++++ Supplied entries

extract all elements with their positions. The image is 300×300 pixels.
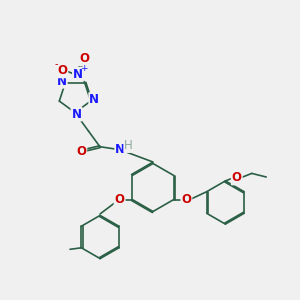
Text: O: O [79,52,89,65]
Text: N: N [73,68,83,81]
Text: O: O [232,171,242,184]
Text: N: N [71,107,82,121]
Text: N: N [89,93,99,106]
Text: O: O [76,145,86,158]
Text: N: N [115,142,125,156]
Text: +: + [80,64,87,73]
Text: O: O [57,64,67,77]
Text: O: O [182,193,191,206]
Text: N: N [57,75,67,88]
Text: -: - [55,59,58,69]
Text: H: H [124,139,133,152]
Text: O: O [115,193,124,206]
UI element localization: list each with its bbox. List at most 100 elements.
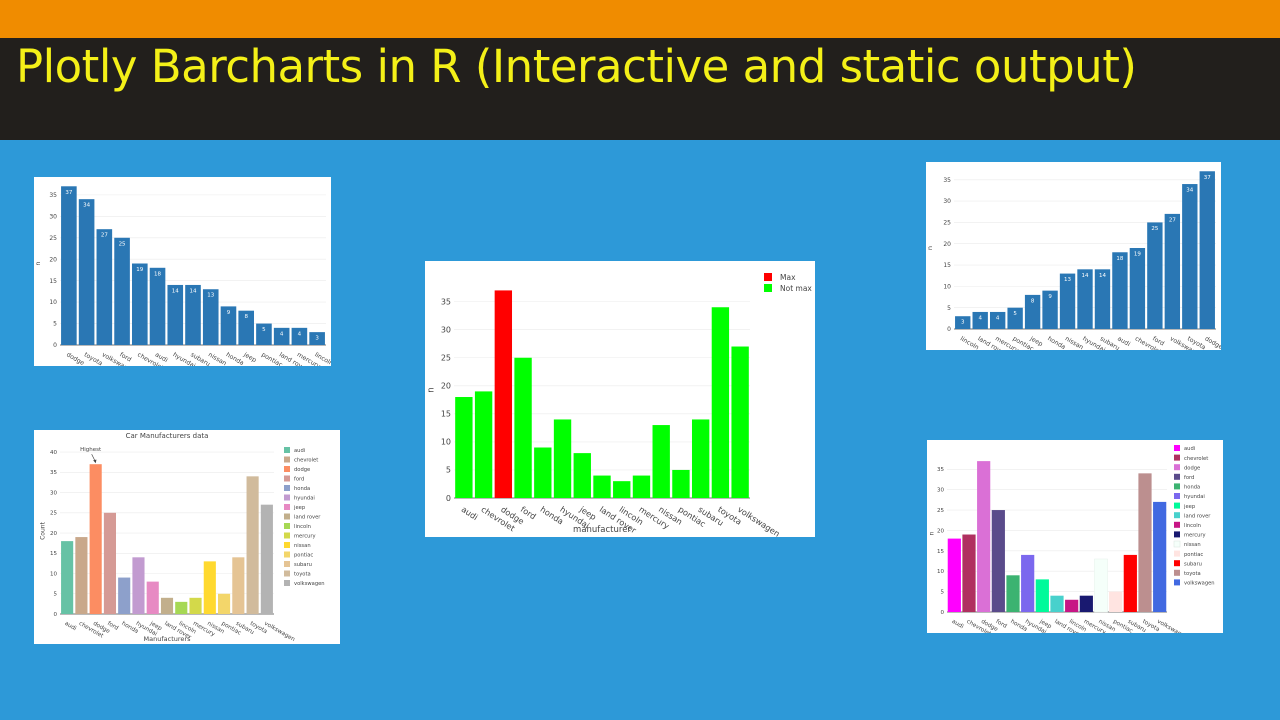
legend-label-audi: audi [1184, 446, 1195, 452]
legend-label-subaru: subaru [294, 562, 312, 568]
chart-panel-colored-bars[interactable]: 0 5 10 15 20 25 30 35 audi chevrolet dodge ford hond… [927, 440, 1223, 633]
bar-audi [947, 538, 961, 612]
data-label-honda: 9 [1048, 294, 1052, 300]
bar-subaru [232, 557, 245, 614]
legend-swatch-subaru [1174, 560, 1180, 567]
y-tick-label: 15 [937, 549, 944, 555]
bar-lincoln [309, 332, 325, 345]
data-label-chevrolet: 19 [136, 267, 143, 273]
x-tick-label-dodge: dodge [1203, 335, 1221, 350]
bar-toyota [1182, 184, 1198, 329]
bar-subaru [185, 284, 201, 345]
y-axis-title: n [427, 387, 437, 392]
data-label-nissan: 13 [1064, 277, 1071, 283]
bar-nissan [203, 561, 216, 614]
bar-chevrolet [962, 534, 976, 612]
bar-audi [149, 267, 166, 345]
legend-label-honda: honda [1184, 485, 1200, 491]
bar-honda [534, 447, 552, 498]
title-banner [0, 38, 1280, 140]
legend-swatch-lincoln [1174, 521, 1180, 528]
legend-swatch-land-rover [284, 513, 290, 520]
data-label-jeep: 8 [244, 314, 248, 320]
data-label-land-rover: 4 [978, 315, 982, 321]
y-tick-label: 35 [943, 177, 951, 184]
data-label-nissan: 13 [207, 293, 214, 299]
y-tick-label: 15 [943, 262, 951, 269]
bar-audi [455, 397, 473, 498]
y-tick-label: 30 [50, 490, 57, 496]
data-label-hyundai: 14 [1082, 273, 1089, 279]
bar-chevrolet [1129, 248, 1146, 329]
data-label-lincoln: 3 [315, 336, 319, 342]
bar-ford [991, 510, 1005, 612]
legend-label-jeep: jeep [293, 505, 306, 511]
chart-panel-sorted-descending[interactable]: 0 5 10 15 20 25 30 35 37 dodge 34 toyota 27 volkswage… [34, 177, 331, 366]
legend-label-honda: honda [294, 486, 310, 492]
bar-jeep [1024, 294, 1041, 329]
bar-nissan [202, 289, 219, 345]
bar-honda [1042, 290, 1058, 329]
bar-jeep [573, 453, 591, 498]
bar-mercury [189, 597, 202, 614]
legend-label-jeep: jeep [1183, 504, 1196, 510]
y-tick-label: 0 [941, 610, 945, 616]
y-tick-label: 20 [441, 382, 451, 391]
x-tick-label-honda: honda [225, 351, 245, 366]
legend-label-ford: ford [1184, 475, 1194, 481]
x-tick-label-volkswagen: volkswagen [1156, 619, 1189, 633]
legend-swatch-lincoln [284, 523, 290, 529]
legend-swatch-dodge [284, 466, 290, 472]
y-tick-label: 5 [446, 466, 451, 475]
bar-volkswagen [1153, 501, 1167, 612]
y-tick-label: 15 [49, 278, 57, 285]
x-tick-label-audi: audi [63, 621, 77, 633]
legend-label-toyota: toyota [1184, 571, 1201, 577]
bar-toyota [78, 199, 95, 345]
bar-dodge [89, 464, 102, 614]
y-tick-label: 20 [49, 256, 57, 263]
legend-label-nissan: nissan [294, 543, 311, 549]
legend-label-toyota: toyota [294, 572, 311, 578]
bar-lincoln [613, 481, 631, 498]
y-tick-label: 20 [943, 241, 951, 248]
chart-panel-car-manufacturers[interactable]: 0 5 10 15 20 25 30 35 40 audi chevrolet dodge ford ho… [34, 430, 340, 644]
legend-label-hyundai: hyundai [1184, 494, 1205, 500]
data-label-hyundai: 14 [172, 288, 179, 294]
bar-hyundai [132, 557, 145, 614]
bar-pontiac [672, 469, 690, 498]
y-tick-label: 35 [50, 470, 57, 476]
legend-label-land-rover: land rover [1184, 513, 1211, 519]
y-tick-label: 25 [50, 511, 57, 517]
legend-swatch-honda [284, 485, 290, 491]
bar-chevrolet [131, 263, 148, 345]
legend-swatch-audi [1174, 445, 1180, 451]
legend-swatch-not-max [764, 284, 772, 292]
bar-lincoln [955, 316, 971, 329]
y-tick-label: 30 [441, 325, 451, 334]
x-tick-label-ford: ford [106, 621, 119, 632]
data-label-subaru: 14 [190, 288, 197, 294]
bar-subaru [691, 419, 710, 498]
legend-swatch-volkswagen [1174, 579, 1180, 586]
bar-honda [1006, 575, 1020, 612]
legend-label-volkswagen: volkswagen [294, 581, 325, 587]
chart-panel-sorted-ascending[interactable]: 0 5 10 15 20 25 30 35 3 lincoln 4 land rover 4 mercur… [926, 162, 1221, 350]
x-tick-label-volkswagen: volkswagen [736, 504, 782, 537]
bar-pontiac [1109, 591, 1123, 612]
y-tick-label: 10 [50, 571, 57, 577]
legend-swatch-hyundai [284, 494, 290, 501]
y-tick-label: 10 [943, 283, 951, 290]
y-tick-label: 0 [446, 494, 451, 503]
chart-panel-max-highlight[interactable]: 0 5 10 15 20 25 30 35 audi chevrolet dodge ford hond… [425, 261, 815, 537]
bar-chevrolet [75, 537, 88, 614]
bar-pontiac [218, 593, 231, 614]
data-label-jeep: 8 [1031, 298, 1035, 304]
y-tick-label: 15 [441, 410, 451, 419]
x-tick-label-volkswagen: volkswagen [263, 621, 296, 643]
legend-swatch-jeep [1174, 502, 1180, 509]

++++++++

What you are asked to do | Reproduce every line of the records above without any alteration, leaving out the pictures.

The completed task |
extract all elements with their positions. The image is 300×300 pixels.
Text: O: O [79,52,89,65]
Text: N: N [73,68,83,81]
Text: O: O [232,171,242,184]
Text: N: N [71,107,82,121]
Text: N: N [89,93,99,106]
Text: O: O [76,145,86,158]
Text: N: N [115,142,125,156]
Text: +: + [80,64,87,73]
Text: O: O [57,64,67,77]
Text: O: O [182,193,191,206]
Text: N: N [57,75,67,88]
Text: -: - [55,59,58,69]
Text: H: H [124,139,133,152]
Text: O: O [115,193,124,206]
UI element localization: list each with its bbox. List at most 100 elements.
legend-label-audi: audi [1184, 446, 1195, 452]
legend-label-subaru: subaru [294, 562, 312, 568]
chart-panel-colored-bars[interactable]: 0 5 10 15 20 25 30 35 audi chevrolet dodge ford hond… [927, 440, 1223, 633]
bar-audi [947, 538, 961, 612]
data-label-honda: 9 [1048, 294, 1052, 300]
bar-subaru [232, 557, 245, 614]
legend-swatch-subaru [1174, 560, 1180, 567]
y-tick-label: 15 [937, 549, 944, 555]
bar-lincoln [309, 332, 325, 345]
data-label-chevrolet: 19 [136, 267, 143, 273]
x-tick-label-dodge: dodge [1203, 335, 1221, 350]
bar-toyota [1182, 184, 1198, 329]
bar-subaru [185, 284, 201, 345]
y-axis-title: n [427, 387, 437, 392]
data-label-nissan: 13 [1064, 277, 1071, 283]
bar-nissan [203, 561, 216, 614]
bar-chevrolet [962, 534, 976, 612]
bar-audi [149, 267, 166, 345]
legend-label-honda: honda [1184, 485, 1200, 491]
bar-honda [534, 447, 552, 498]
title-banner [0, 38, 1280, 140]
legend-swatch-lincoln [1174, 521, 1180, 528]
legend-swatch-land-rover [284, 513, 290, 520]
data-label-jeep: 8 [244, 314, 248, 320]
data-label-land-rover: 4 [978, 315, 982, 321]
y-tick-label: 35 [943, 177, 951, 184]
data-label-nissan: 13 [207, 293, 214, 299]
y-tick-label: 15 [943, 262, 951, 269]
bar-audi [455, 397, 473, 498]
y-tick-label: 30 [50, 490, 57, 496]
data-label-hyundai: 14 [1082, 273, 1089, 279]
bar-chevrolet [1129, 248, 1146, 329]
data-label-lincoln: 3 [315, 336, 319, 342]
bar-ford [991, 510, 1005, 612]
legend-label-jeep: jeep [293, 505, 306, 511]
chart-panel-sorted-descending[interactable]: 0 5 10 15 20 25 30 35 37 dodge 34 toyota 27 volkswage… [34, 177, 331, 366]
legend-label-honda: honda [294, 486, 310, 492]
bar-jeep [1024, 294, 1041, 329]
bar-nissan [202, 289, 219, 345]
bar-honda [1042, 290, 1058, 329]
bar-jeep [573, 453, 591, 498]
bar-mercury [189, 597, 202, 614]
legend-label-jeep: jeep [1183, 504, 1196, 510]
y-tick-label: 0 [941, 610, 945, 616]
y-tick-label: 20 [441, 382, 451, 391]
x-tick-label-honda: honda [225, 351, 245, 366]
legend-label-ford: ford [1184, 475, 1194, 481]
x-tick-label-volkswagen: volkswagen [1156, 619, 1189, 633]
legend-swatch-lincoln [284, 523, 290, 529]
legend-swatch-dodge [284, 466, 290, 472]
y-tick-label: 5 [446, 466, 451, 475]
bar-volkswagen [1153, 501, 1167, 612]
y-tick-label: 15 [49, 278, 57, 285]
x-tick-label-audi: audi [63, 621, 77, 633]
legend-label-toyota: toyota [1184, 571, 1201, 577]
bar-toyota [78, 199, 95, 345]
bar-dodge [89, 464, 102, 614]
y-tick-label: 20 [49, 256, 57, 263]
legend-label-nissan: nissan [294, 543, 311, 549]
legend-label-toyota: toyota [294, 572, 311, 578]
bar-lincoln [613, 481, 631, 498]
y-tick-label: 20 [943, 241, 951, 248]
chart-panel-car-manufacturers[interactable]: 0 5 10 15 20 25 30 35 40 audi chevrolet dodge ford ho… [34, 430, 340, 644]
legend-label-hyundai: hyundai [1184, 494, 1205, 500]
data-label-hyundai: 14 [172, 288, 179, 294]
bar-hyundai [132, 557, 145, 614]
bar-pontiac [672, 469, 690, 498]
y-tick-label: 35 [50, 470, 57, 476]
legend-label-land-rover: land rover [1184, 513, 1211, 519]
y-tick-label: 25 [50, 511, 57, 517]
legend-swatch-honda [284, 485, 290, 491]
bar-chevrolet [131, 263, 148, 345]
legend-swatch-audi [1174, 445, 1180, 451]
legend-swatch-not-max [764, 284, 772, 292]
bar-lincoln [955, 316, 971, 329]
y-tick-label: 30 [441, 325, 451, 334]
x-tick-label-ford: ford [106, 621, 119, 632]
data-label-subaru: 14 [190, 288, 197, 294]
bar-subaru [691, 419, 710, 498]
legend-swatch-volkswagen [1174, 579, 1180, 586]
bar-honda [1006, 575, 1020, 612]
legend-label-volkswagen: volkswagen [294, 581, 325, 587]
chart-panel-sorted-ascending[interactable]: 0 5 10 15 20 25 30 35 3 lincoln 4 land rover 4 mercur… [926, 162, 1221, 350]
x-tick-label-volkswagen: volkswagen [736, 504, 782, 537]
bar-pontiac [1109, 591, 1123, 612]
y-tick-label: 10 [50, 571, 57, 577]
legend-swatch-hyundai [284, 494, 290, 501]
y-tick-label: 10 [943, 283, 951, 290]
y-tick-label: 0 [446, 494, 451, 503]
chart-panel-max-highlight[interactable]: 0 5 10 15 20 25 30 35 audi chevrolet dodge ford hond… [425, 261, 815, 537]
bar-chevrolet [75, 537, 88, 614]
bar-pontiac [218, 593, 231, 614]
data-label-jeep: 8 [1031, 298, 1035, 304]
y-tick-label: 15 [441, 410, 451, 419]
x-tick-label-volkswagen: volkswagen [263, 621, 296, 643]
legend-swatch-jeep [1174, 502, 1180, 509]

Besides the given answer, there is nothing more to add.